Copy each line that contains the string "Professionals".

[Collected data]
+ + + + + + +
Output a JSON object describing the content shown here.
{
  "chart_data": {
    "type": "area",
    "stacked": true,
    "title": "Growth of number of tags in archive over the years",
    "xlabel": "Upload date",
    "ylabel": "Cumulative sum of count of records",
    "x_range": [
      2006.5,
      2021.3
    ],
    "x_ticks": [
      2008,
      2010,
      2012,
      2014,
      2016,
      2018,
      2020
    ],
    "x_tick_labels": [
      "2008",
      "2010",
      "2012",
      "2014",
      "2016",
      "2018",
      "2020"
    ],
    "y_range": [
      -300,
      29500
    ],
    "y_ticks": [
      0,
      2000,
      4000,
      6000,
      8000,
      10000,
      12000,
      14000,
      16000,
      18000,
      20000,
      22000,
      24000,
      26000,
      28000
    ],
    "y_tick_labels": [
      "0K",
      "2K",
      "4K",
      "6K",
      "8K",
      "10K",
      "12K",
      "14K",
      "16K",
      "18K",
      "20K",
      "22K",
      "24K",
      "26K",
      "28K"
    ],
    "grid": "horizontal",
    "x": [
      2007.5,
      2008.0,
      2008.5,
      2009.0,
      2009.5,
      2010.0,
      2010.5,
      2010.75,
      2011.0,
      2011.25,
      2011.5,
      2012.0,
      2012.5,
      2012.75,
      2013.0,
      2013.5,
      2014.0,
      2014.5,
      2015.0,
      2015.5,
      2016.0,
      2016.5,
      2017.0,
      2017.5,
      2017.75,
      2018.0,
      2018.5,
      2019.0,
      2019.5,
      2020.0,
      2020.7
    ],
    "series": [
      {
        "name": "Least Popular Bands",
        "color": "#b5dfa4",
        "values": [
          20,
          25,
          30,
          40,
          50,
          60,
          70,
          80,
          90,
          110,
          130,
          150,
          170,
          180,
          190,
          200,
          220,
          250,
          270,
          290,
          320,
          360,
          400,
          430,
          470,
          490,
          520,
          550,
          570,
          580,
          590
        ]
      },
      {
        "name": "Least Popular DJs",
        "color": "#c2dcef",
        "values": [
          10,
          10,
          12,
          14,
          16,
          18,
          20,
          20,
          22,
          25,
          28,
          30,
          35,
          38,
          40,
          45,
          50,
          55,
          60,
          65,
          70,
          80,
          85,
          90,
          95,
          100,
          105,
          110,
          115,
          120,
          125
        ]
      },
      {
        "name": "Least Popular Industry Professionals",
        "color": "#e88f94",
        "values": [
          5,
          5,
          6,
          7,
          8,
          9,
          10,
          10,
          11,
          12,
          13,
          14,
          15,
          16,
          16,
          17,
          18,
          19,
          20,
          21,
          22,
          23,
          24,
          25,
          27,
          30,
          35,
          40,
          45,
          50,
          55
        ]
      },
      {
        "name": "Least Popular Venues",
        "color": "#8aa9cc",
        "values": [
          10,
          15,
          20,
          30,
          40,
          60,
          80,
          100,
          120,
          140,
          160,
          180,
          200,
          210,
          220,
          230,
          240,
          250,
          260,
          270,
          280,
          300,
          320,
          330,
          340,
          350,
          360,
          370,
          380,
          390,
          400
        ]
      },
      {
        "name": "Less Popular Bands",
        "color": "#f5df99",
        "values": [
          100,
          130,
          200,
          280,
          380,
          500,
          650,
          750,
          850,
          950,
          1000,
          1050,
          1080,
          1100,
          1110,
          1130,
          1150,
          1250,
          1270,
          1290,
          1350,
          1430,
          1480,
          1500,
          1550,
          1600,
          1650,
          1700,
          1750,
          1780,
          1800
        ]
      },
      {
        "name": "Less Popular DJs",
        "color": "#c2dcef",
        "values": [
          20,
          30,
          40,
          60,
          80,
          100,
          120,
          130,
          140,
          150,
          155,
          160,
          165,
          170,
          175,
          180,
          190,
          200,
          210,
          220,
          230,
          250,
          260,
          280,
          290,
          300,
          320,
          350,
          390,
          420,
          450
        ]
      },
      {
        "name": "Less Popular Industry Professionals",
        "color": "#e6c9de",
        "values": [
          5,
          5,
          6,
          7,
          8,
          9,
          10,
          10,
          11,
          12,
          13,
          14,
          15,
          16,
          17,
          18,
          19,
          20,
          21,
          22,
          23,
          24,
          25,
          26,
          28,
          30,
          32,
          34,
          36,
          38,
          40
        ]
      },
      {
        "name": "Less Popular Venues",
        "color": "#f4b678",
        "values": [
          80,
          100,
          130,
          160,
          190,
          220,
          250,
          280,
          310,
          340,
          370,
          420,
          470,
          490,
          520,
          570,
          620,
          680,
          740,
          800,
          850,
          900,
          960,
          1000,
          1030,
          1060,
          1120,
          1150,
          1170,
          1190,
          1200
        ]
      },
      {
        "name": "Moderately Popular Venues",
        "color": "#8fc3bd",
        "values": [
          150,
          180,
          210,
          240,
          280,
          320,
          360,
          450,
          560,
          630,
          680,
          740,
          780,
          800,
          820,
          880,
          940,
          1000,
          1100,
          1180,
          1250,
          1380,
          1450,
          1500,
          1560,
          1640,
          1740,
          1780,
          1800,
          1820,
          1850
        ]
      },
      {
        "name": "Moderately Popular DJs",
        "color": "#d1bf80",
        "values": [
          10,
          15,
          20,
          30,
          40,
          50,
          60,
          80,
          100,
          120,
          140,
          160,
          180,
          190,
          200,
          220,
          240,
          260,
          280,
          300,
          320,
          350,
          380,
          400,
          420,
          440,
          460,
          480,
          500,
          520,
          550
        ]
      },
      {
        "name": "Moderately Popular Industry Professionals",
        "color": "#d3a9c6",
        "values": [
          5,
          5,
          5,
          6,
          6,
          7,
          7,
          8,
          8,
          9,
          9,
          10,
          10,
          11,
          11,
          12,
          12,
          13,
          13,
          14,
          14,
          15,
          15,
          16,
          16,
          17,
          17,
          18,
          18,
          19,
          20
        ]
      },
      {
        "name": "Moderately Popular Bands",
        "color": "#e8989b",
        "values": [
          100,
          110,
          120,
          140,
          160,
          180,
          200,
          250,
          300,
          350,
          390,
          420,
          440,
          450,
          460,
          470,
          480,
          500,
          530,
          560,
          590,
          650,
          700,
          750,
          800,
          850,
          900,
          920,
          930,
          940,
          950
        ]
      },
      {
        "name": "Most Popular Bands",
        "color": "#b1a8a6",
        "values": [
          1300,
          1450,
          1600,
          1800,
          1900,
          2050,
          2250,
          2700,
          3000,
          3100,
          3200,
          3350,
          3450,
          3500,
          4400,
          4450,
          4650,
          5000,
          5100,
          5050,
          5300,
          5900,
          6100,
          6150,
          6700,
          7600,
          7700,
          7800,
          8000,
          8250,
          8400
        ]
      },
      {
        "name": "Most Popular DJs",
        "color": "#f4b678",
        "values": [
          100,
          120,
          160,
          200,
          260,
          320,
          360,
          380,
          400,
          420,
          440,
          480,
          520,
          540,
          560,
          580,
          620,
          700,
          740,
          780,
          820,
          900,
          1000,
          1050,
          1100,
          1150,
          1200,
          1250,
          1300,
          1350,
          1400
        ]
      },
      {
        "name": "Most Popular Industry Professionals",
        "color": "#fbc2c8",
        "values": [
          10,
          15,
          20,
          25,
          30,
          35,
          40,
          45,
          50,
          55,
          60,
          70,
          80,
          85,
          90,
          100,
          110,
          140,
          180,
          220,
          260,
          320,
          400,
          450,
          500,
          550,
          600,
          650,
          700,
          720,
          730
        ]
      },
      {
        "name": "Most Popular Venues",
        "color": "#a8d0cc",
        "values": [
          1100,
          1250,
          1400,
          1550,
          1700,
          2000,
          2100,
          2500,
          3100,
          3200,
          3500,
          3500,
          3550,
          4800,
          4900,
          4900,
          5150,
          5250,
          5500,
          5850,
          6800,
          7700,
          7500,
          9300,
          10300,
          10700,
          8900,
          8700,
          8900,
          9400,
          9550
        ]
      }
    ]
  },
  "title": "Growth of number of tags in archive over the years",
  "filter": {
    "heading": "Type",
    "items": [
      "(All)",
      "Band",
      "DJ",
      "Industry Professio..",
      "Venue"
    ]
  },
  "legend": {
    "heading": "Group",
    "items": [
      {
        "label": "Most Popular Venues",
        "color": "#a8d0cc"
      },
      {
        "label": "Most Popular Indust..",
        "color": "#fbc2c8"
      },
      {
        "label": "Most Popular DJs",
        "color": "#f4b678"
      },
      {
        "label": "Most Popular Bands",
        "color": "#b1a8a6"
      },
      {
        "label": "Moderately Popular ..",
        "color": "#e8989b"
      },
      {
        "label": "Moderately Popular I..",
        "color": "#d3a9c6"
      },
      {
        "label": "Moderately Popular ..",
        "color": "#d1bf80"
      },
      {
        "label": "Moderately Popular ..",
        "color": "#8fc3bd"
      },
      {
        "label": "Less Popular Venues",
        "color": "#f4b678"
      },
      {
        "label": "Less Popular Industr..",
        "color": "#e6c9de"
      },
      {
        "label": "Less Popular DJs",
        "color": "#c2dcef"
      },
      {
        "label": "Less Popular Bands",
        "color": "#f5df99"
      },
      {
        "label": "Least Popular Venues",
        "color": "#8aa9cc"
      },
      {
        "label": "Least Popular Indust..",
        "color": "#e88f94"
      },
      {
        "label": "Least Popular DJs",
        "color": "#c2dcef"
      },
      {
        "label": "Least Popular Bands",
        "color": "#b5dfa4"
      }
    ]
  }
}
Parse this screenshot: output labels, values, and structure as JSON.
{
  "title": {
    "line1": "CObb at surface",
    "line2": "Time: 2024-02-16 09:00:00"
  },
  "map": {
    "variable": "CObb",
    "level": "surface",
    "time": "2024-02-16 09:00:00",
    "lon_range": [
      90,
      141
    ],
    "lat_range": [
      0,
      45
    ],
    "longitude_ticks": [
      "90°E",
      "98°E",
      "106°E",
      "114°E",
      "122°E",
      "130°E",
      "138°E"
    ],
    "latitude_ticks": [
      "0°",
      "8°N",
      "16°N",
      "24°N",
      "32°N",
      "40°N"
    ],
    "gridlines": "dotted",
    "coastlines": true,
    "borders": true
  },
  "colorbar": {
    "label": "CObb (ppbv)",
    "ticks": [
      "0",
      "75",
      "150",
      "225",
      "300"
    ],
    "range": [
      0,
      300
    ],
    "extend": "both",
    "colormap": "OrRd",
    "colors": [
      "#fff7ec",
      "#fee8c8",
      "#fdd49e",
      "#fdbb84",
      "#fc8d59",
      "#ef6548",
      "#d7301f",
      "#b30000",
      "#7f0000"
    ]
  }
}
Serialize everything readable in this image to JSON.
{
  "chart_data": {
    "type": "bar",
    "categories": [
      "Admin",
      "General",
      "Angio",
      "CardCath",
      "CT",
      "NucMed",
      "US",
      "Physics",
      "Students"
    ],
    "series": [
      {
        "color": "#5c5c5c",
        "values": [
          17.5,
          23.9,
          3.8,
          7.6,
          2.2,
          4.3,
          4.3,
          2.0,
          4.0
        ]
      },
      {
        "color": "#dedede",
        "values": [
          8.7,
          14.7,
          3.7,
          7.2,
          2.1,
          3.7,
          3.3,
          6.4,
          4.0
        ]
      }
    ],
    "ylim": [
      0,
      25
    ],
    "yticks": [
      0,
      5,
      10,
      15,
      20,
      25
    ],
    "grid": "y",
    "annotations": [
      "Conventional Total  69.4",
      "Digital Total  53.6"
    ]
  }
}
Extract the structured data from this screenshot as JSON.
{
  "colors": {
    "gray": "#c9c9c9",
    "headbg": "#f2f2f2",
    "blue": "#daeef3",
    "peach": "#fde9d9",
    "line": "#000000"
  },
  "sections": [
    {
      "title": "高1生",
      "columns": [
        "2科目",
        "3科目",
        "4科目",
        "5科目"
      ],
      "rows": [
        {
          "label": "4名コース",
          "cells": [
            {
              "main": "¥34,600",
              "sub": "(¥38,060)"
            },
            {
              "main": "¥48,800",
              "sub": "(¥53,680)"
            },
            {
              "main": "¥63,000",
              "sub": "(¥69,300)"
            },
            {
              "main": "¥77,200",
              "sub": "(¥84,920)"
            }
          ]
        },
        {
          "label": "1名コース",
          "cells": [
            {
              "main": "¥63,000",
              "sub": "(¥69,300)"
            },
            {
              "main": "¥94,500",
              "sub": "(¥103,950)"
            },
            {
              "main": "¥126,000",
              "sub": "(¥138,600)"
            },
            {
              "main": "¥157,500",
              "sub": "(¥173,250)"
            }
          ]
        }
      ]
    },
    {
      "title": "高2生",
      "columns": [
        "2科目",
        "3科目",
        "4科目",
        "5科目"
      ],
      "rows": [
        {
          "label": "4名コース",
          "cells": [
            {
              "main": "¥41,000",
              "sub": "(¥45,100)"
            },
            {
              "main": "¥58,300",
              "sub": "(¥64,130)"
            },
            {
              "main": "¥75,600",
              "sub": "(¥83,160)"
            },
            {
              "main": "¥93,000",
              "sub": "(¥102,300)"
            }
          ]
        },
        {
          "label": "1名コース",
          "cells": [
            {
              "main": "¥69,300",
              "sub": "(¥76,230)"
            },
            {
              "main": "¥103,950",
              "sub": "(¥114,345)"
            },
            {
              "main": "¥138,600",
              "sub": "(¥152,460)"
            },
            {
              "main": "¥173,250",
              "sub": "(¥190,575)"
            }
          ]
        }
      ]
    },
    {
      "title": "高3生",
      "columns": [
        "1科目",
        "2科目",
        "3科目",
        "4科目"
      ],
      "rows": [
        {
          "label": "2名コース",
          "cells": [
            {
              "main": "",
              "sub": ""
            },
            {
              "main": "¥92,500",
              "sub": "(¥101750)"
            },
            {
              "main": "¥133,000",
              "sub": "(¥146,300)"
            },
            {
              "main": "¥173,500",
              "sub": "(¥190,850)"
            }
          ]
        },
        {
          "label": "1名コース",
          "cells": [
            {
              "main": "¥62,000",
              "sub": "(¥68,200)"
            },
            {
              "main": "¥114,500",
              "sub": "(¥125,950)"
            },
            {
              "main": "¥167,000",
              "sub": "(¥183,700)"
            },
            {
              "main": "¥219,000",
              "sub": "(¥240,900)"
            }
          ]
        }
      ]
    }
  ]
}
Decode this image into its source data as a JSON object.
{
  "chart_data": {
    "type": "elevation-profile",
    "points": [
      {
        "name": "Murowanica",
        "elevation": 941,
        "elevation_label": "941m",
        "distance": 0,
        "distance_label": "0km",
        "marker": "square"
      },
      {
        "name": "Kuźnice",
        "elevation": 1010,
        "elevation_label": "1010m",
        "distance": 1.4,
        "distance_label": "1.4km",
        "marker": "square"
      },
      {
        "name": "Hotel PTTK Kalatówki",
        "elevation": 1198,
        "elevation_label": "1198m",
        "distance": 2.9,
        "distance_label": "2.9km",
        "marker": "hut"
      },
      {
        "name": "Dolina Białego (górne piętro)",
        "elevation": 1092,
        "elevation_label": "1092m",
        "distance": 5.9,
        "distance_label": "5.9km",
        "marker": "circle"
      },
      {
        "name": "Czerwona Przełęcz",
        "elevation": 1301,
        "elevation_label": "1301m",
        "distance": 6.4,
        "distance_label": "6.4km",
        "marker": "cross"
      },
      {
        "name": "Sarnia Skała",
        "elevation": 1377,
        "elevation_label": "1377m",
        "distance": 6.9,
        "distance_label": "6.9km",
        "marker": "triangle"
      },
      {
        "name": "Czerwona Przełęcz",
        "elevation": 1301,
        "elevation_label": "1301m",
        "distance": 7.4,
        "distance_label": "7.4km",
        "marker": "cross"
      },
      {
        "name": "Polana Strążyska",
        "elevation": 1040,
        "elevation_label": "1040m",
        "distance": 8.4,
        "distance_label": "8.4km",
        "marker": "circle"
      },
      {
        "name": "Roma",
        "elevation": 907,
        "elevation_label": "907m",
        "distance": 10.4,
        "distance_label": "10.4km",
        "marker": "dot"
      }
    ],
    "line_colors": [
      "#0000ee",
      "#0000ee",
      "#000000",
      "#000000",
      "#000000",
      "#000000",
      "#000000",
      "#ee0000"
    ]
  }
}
+ + + + + + +
> **Solution for this exercise**
        "name": "Least Popular Industry Professionals",
        "name": "Less Popular Industry Professionals",
        "name": "Moderately Popular Industry Professionals",
        "name": "Most Popular Industry Professionals",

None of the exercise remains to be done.